[LISTING start]

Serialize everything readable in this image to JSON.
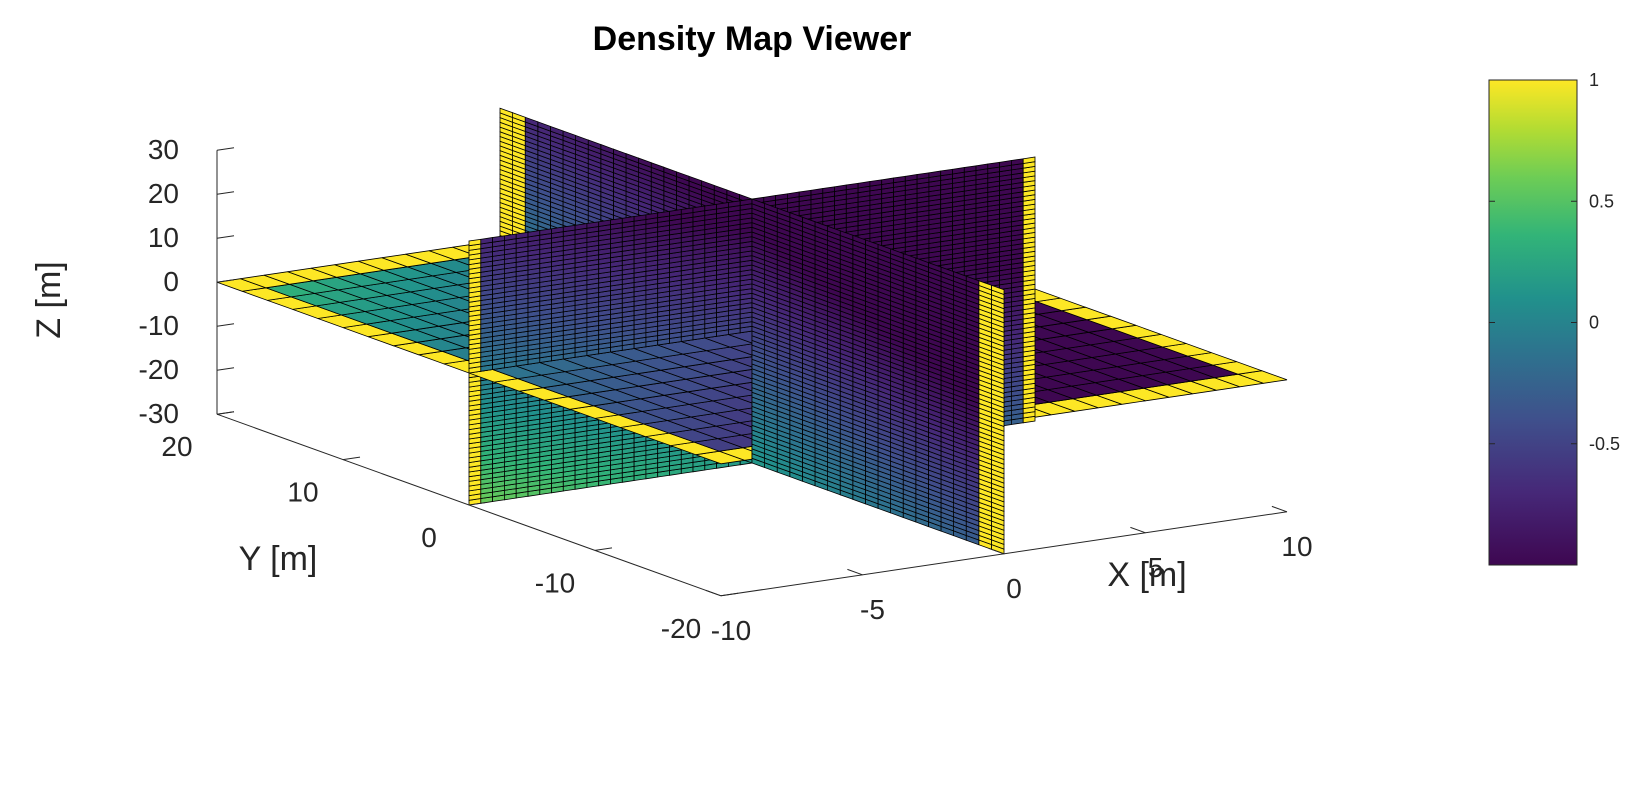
{
  "chart_data": {
    "type": "heatmap",
    "subtype": "3d-orthogonal-slices",
    "title": "Density Map Viewer",
    "xlabel": "X [m]",
    "ylabel": "Y [m]",
    "zlabel": "Z [m]",
    "xlim": [
      -10,
      10
    ],
    "ylim": [
      -20,
      20
    ],
    "zlim": [
      -30,
      30
    ],
    "x_ticks": [
      {
        "value": -10,
        "label": "-10"
      },
      {
        "value": -5,
        "label": "-5"
      },
      {
        "value": 0,
        "label": "0"
      },
      {
        "value": 5,
        "label": "5"
      },
      {
        "value": 10,
        "label": "10"
      }
    ],
    "y_ticks": [
      {
        "value": -20,
        "label": "-20"
      },
      {
        "value": -10,
        "label": "-10"
      },
      {
        "value": 0,
        "label": "0"
      },
      {
        "value": 10,
        "label": "10"
      },
      {
        "value": 20,
        "label": "20"
      }
    ],
    "z_ticks": [
      {
        "value": -30,
        "label": "-30"
      },
      {
        "value": -20,
        "label": "-20"
      },
      {
        "value": -10,
        "label": "-10"
      },
      {
        "value": 0,
        "label": "0"
      },
      {
        "value": 10,
        "label": "10"
      },
      {
        "value": 20,
        "label": "20"
      },
      {
        "value": 30,
        "label": "30"
      }
    ],
    "slices": [
      {
        "name": "z-slice",
        "plane": "z",
        "at": 0
      },
      {
        "name": "x-slice",
        "plane": "x",
        "at": 0
      },
      {
        "name": "y-slice",
        "plane": "y",
        "at": 0
      }
    ],
    "colorbar": {
      "colormap": "parula",
      "range": [
        -1,
        1
      ],
      "ticks": [
        {
          "value": 1,
          "label": "1"
        },
        {
          "value": 0.5,
          "label": "0.5"
        },
        {
          "value": 0,
          "label": "0"
        },
        {
          "value": -0.5,
          "label": "-0.5"
        }
      ],
      "location": "right"
    },
    "grid": false,
    "colors": {
      "low": "#3e0751",
      "mid": "#21918c",
      "high": "#fde725",
      "edge": "#000000"
    }
  }
}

[LISTING end]

→ CHALLENGE: Go over the entries above and say how many lines hold the string "name", with no other text.

→ EXERCISE OUTPUT: 3